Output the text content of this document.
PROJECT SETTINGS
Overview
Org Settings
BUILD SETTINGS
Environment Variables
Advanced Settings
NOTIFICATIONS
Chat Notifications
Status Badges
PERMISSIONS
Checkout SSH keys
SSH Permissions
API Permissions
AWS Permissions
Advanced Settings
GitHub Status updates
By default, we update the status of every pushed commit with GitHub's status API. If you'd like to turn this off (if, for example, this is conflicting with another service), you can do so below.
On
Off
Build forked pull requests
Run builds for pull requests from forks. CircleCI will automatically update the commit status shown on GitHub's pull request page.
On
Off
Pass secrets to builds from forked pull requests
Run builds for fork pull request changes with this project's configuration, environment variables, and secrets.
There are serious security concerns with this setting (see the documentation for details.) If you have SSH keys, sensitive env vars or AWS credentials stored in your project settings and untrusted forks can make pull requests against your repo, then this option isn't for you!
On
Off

____

● Task description
Only lines with "forks" are wanted here; list each of them.

● Task solution
Run builds for pull requests from forks. CircleCI will automatically update the commit status shown on GitHub's pull request page.
There are serious security concerns with this setting (see the documentation for details.) If you have SSH keys, sensitive env vars or AWS credentials stored in your project settings and untrusted forks can make pull requests against your repo, then this option isn't for you!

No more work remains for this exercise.